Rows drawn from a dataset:
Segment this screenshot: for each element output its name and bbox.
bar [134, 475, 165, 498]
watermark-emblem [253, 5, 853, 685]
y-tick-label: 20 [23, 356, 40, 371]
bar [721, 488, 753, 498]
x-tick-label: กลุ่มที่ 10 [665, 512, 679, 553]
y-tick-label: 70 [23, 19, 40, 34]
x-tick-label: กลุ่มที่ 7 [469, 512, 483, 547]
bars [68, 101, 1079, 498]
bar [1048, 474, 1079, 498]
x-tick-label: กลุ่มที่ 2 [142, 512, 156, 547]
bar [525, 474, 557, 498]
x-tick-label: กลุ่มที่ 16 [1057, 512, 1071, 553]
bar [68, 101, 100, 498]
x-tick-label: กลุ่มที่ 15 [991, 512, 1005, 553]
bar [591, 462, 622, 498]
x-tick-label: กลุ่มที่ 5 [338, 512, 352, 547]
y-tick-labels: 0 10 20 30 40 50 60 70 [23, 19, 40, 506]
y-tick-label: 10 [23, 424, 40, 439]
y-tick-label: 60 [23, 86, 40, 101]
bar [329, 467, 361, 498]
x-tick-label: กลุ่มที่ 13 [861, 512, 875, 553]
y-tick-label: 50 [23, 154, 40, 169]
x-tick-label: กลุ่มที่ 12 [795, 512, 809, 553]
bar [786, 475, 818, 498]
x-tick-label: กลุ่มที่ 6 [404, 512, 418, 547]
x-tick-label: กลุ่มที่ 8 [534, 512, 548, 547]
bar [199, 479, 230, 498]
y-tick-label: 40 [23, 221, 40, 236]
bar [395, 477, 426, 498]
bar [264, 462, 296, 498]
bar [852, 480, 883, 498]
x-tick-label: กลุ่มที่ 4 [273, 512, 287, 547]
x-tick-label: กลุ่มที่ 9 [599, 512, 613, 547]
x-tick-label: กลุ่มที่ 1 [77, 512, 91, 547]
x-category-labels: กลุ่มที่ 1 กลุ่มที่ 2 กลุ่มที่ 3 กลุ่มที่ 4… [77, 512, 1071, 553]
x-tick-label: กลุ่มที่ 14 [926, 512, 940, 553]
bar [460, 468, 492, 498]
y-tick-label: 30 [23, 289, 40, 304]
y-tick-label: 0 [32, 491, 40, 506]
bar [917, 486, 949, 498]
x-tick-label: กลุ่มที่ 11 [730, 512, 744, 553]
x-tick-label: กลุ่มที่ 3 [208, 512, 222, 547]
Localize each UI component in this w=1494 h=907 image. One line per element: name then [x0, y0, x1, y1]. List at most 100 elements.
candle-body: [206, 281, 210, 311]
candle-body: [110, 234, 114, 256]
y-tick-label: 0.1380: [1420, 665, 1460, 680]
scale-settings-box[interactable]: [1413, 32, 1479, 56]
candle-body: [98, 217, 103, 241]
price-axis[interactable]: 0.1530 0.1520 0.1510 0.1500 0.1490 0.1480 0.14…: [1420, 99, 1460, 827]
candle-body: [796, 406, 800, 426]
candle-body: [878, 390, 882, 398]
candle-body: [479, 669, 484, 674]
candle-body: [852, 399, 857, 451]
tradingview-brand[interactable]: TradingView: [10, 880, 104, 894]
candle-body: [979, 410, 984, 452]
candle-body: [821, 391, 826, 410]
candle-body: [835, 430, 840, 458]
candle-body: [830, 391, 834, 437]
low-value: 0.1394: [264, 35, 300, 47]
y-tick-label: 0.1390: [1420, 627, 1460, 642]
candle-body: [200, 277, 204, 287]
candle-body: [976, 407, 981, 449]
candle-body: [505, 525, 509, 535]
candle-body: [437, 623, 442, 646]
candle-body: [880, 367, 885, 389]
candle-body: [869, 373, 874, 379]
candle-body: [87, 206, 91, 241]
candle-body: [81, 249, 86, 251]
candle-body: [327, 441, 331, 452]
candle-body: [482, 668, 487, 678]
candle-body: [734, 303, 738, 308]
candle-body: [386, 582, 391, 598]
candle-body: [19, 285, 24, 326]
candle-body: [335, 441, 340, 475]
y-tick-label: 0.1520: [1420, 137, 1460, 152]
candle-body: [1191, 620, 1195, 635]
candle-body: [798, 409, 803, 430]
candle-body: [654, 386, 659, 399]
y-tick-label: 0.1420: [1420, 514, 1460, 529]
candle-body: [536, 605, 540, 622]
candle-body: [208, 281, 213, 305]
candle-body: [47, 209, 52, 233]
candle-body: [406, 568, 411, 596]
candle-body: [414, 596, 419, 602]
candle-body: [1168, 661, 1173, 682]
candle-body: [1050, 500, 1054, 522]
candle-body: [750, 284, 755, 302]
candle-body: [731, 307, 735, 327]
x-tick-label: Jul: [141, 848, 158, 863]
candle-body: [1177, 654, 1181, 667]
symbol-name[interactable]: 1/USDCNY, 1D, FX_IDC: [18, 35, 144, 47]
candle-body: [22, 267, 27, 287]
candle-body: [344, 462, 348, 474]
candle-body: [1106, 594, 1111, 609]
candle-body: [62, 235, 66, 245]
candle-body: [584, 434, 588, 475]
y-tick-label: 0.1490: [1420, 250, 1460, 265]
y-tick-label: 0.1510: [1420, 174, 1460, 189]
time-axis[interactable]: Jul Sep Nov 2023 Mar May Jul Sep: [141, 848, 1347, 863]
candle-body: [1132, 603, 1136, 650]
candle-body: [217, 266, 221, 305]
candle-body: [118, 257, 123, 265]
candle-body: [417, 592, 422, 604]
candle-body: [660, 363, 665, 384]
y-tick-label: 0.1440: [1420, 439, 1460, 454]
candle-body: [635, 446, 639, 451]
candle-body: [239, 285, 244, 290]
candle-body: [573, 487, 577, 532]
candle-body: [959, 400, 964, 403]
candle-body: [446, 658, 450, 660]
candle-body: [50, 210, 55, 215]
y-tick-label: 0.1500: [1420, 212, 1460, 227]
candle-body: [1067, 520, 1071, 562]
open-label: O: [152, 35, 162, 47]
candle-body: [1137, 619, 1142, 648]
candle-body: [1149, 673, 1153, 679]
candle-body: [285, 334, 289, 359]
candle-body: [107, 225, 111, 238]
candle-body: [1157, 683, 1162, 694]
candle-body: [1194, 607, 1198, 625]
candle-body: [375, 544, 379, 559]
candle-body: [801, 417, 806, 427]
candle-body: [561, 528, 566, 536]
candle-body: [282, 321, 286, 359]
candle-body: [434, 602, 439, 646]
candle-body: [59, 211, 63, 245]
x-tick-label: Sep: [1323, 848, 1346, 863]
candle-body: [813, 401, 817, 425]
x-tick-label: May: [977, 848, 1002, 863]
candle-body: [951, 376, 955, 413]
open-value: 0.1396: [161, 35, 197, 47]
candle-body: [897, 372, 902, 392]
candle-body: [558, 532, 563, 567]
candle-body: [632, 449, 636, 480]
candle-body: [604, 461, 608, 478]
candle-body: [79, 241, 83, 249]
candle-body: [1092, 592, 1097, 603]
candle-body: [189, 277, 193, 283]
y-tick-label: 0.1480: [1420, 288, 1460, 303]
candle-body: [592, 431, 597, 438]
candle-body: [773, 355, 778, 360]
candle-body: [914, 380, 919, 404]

▸ What the task asks
Render every line of the rows above as a Markdown table with the columns No. and Entry, numbering the lines in order and omitting any blank lines.

▸ Complete output
| No. | Entry |
|---|---|
| 1 | Segment this screenshot: for each element output its name and bbox. |
| 2 | bar [134, 475, 165, 498] |
| 3 | watermark-emblem [253, 5, 853, 685] |
| 4 | y-tick-label: 20 [23, 356, 40, 371] |
| 5 | bar [721, 488, 753, 498] |
| 6 | x-tick-label: กลุ่มที่ 10 [665, 512, 679, 553] |
| 7 | y-tick-label: 70 [23, 19, 40, 34] |
| 8 | x-tick-label: กลุ่มที่ 7 [469, 512, 483, 547] |
| 9 | bars [68, 101, 1079, 498] |
| 10 | bar [1048, 474, 1079, 498] |
| 11 | x-tick-label: กลุ่มที่ 2 [142, 512, 156, 547] |
| 12 | bar [525, 474, 557, 498] |
| 13 | x-tick-label: กลุ่มที่ 16 [1057, 512, 1071, 553] |
| 14 | bar [68, 101, 100, 498] |
| 15 | x-tick-label: กลุ่มที่ 15 [991, 512, 1005, 553] |
| 16 | bar [591, 462, 622, 498] |
| 17 | x-tick-label: กลุ่มที่ 5 [338, 512, 352, 547] |
| 18 | y-tick-labels: 0 10 20 30 40 50 60 70 [23, 19, 40, 506] |
| 19 | y-tick-label: 10 [23, 424, 40, 439] |
| 20 | y-tick-label: 60 [23, 86, 40, 101] |
| 21 | bar [329, 467, 361, 498] |
| 22 | x-tick-label: กลุ่มที่ 13 [861, 512, 875, 553] |
| 23 | y-tick-label: 50 [23, 154, 40, 169] |
| 24 | x-tick-label: กลุ่มที่ 12 [795, 512, 809, 553] |
| 25 | bar [786, 475, 818, 498] |
| 26 | x-tick-label: กลุ่มที่ 6 [404, 512, 418, 547] |
| 27 | x-tick-label: กลุ่มที่ 8 [534, 512, 548, 547] |
| 28 | bar [199, 479, 230, 498] |
| 29 | y-tick-label: 40 [23, 221, 40, 236] |
| 30 | bar [395, 477, 426, 498] |
| 31 | bar [264, 462, 296, 498] |
| 32 | bar [852, 480, 883, 498] |
| 33 | x-tick-label: กลุ่มที่ 4 [273, 512, 287, 547] |
| 34 | x-tick-label: กลุ่มที่ 9 [599, 512, 613, 547] |
| 35 | x-tick-label: กลุ่มที่ 1 [77, 512, 91, 547] |
| 36 | x-category-labels: กลุ่มที่ 1 กลุ่มที่ 2 กลุ่มที่ 3 กลุ่มที่ 4… [77, 512, 1071, 553] |
| 37 | x-tick-label: กลุ่มที่ 14 [926, 512, 940, 553] |
| 38 | bar [460, 468, 492, 498] |
| 39 | y-tick-label: 30 [23, 289, 40, 304] |
| 40 | y-tick-label: 0 [32, 491, 40, 506] |
| 41 | bar [917, 486, 949, 498] |
| 42 | x-tick-label: กลุ่มที่ 11 [730, 512, 744, 553] |
| 43 | x-tick-label: กลุ่มที่ 3 [208, 512, 222, 547] |
| 44 | Localize each UI component in this w=1494 h=907 image. One line per element: name then [x0, y0, x1, y1]. List at most 100 elements. |
| 45 | candle-body: [206, 281, 210, 311] |
| 46 | candle-body: [110, 234, 114, 256] |
| 47 | y-tick-label: 0.1380: [1420, 665, 1460, 680] |
| 48 | scale-settings-box[interactable]: [1413, 32, 1479, 56] |
| 49 | candle-body: [98, 217, 103, 241] |
| 50 | price-axis[interactable]: 0.1530 0.1520 0.1510 0.1500 0.1490 0.1480 0.14…: [1420, 99, 1460, 827] |
| 51 | candle-body: [796, 406, 800, 426] |
| 52 | candle-body: [878, 390, 882, 398] |
| 53 | candle-body: [479, 669, 484, 674] |
| 54 | candle-body: [852, 399, 857, 451] |
| 55 | tradingview-brand[interactable]: TradingView: [10, 880, 104, 894] |
| 56 | candle-body: [979, 410, 984, 452] |
| 57 | candle-body: [821, 391, 826, 410] |
| 58 | candle-body: [835, 430, 840, 458] |
| 59 | candle-body: [830, 391, 834, 437] |
| 60 | low-value: 0.1394: [264, 35, 300, 47] |
| 61 | y-tick-label: 0.1390: [1420, 627, 1460, 642] |
| 62 | candle-body: [200, 277, 204, 287] |
| 63 | candle-body: [976, 407, 981, 449] |
| 64 | candle-body: [505, 525, 509, 535] |
| 65 | candle-body: [437, 623, 442, 646] |
| 66 | candle-body: [880, 367, 885, 389] |
| 67 | candle-body: [869, 373, 874, 379] |
| 68 | candle-body: [87, 206, 91, 241] |
| 69 | candle-body: [81, 249, 86, 251] |
| 70 | candle-body: [327, 441, 331, 452] |
| 71 | candle-body: [482, 668, 487, 678] |
| 72 | candle-body: [734, 303, 738, 308] |
| 73 | candle-body: [386, 582, 391, 598] |
| 74 | candle-body: [19, 285, 24, 326] |
| 75 | candle-body: [335, 441, 340, 475] |
| 76 | y-tick-label: 0.1520: [1420, 137, 1460, 152] |
| 77 | candle-body: [1191, 620, 1195, 635] |
| 78 | candle-body: [798, 409, 803, 430] |
| 79 | candle-body: [654, 386, 659, 399] |
| 80 | y-tick-label: 0.1420: [1420, 514, 1460, 529] |
| 81 | candle-body: [536, 605, 540, 622] |
| 82 | candle-body: [208, 281, 213, 305] |
| 83 | candle-body: [47, 209, 52, 233] |
| 84 | candle-body: [406, 568, 411, 596] |
| 85 | candle-body: [414, 596, 419, 602] |
| 86 | candle-body: [1168, 661, 1173, 682] |
| 87 | candle-body: [1050, 500, 1054, 522] |
| 88 | candle-body: [750, 284, 755, 302] |
| 89 | candle-body: [731, 307, 735, 327] |
| 90 | x-tick-label: Jul: [141, 848, 158, 863] |
| 91 | candle-body: [1177, 654, 1181, 667] |
| 92 | symbol-name[interactable]: 1/USDCNY, 1D, FX_IDC: [18, 35, 144, 47] |
| 93 | candle-body: [22, 267, 27, 287] |
| 94 | candle-body: [344, 462, 348, 474] |
| 95 | candle-body: [1106, 594, 1111, 609] |
| 96 | candle-body: [62, 235, 66, 245] |
| 97 | candle-body: [584, 434, 588, 475] |
| 98 | y-tick-label: 0.1490: [1420, 250, 1460, 265] |
| 99 | y-tick-label: 0.1510: [1420, 174, 1460, 189] |
| 100 | time-axis[interactable]: Jul Sep Nov 2023 Mar May Jul Sep: [141, 848, 1347, 863] |
| 101 | candle-body: [1132, 603, 1136, 650] |
| 102 | candle-body: [217, 266, 221, 305] |
| 103 | candle-body: [118, 257, 123, 265] |
| 104 | candle-body: [417, 592, 422, 604] |
| 105 | candle-body: [660, 363, 665, 384] |
| 106 | y-tick-label: 0.1440: [1420, 439, 1460, 454] |
| 107 | candle-body: [635, 446, 639, 451] |
| 108 | candle-body: [239, 285, 244, 290] |
| 109 | candle-body: [573, 487, 577, 532] |
| 110 | candle-body: [959, 400, 964, 403] |
| 111 | candle-body: [446, 658, 450, 660] |
| 112 | candle-body: [50, 210, 55, 215] |
| 113 | y-tick-label: 0.1500: [1420, 212, 1460, 227] |
| 114 | candle-body: [1067, 520, 1071, 562] |
| 115 | open-label: O: [152, 35, 162, 47] |
| 116 | candle-body: [1137, 619, 1142, 648] |
| 117 | candle-body: [1149, 673, 1153, 679] |
| 118 | candle-body: [285, 334, 289, 359] |
| 119 | candle-body: [107, 225, 111, 238] |
| 120 | candle-body: [1157, 683, 1162, 694] |
| 121 | candle-body: [1194, 607, 1198, 625] |
| 122 | candle-body: [375, 544, 379, 559] |
| 123 | candle-body: [801, 417, 806, 427] |
| 124 | candle-body: [561, 528, 566, 536] |
| 125 | candle-body: [282, 321, 286, 359] |
| 126 | candle-body: [434, 602, 439, 646] |
| 127 | candle-body: [59, 211, 63, 245] |
| 128 | x-tick-label: Sep: [1323, 848, 1346, 863] |
| 129 | candle-body: [813, 401, 817, 425] |
| 130 | x-tick-label: May: [977, 848, 1002, 863] |
| 131 | candle-body: [951, 376, 955, 413] |
| 132 | open-value: 0.1396: [161, 35, 197, 47] |
| 133 | candle-body: [897, 372, 902, 392] |
| 134 | candle-body: [558, 532, 563, 567] |
| 135 | candle-body: [632, 449, 636, 480] |
| 136 | candle-body: [604, 461, 608, 478] |
| 137 | candle-body: [79, 241, 83, 249] |
| 138 | candle-body: [1092, 592, 1097, 603] |
| 139 | candle-body: [189, 277, 193, 283] |
| 140 | y-tick-label: 0.1480: [1420, 288, 1460, 303] |
| 141 | candle-body: [592, 431, 597, 438] |
| 142 | candle-body: [773, 355, 778, 360] |
| 143 | candle-body: [914, 380, 919, 404] |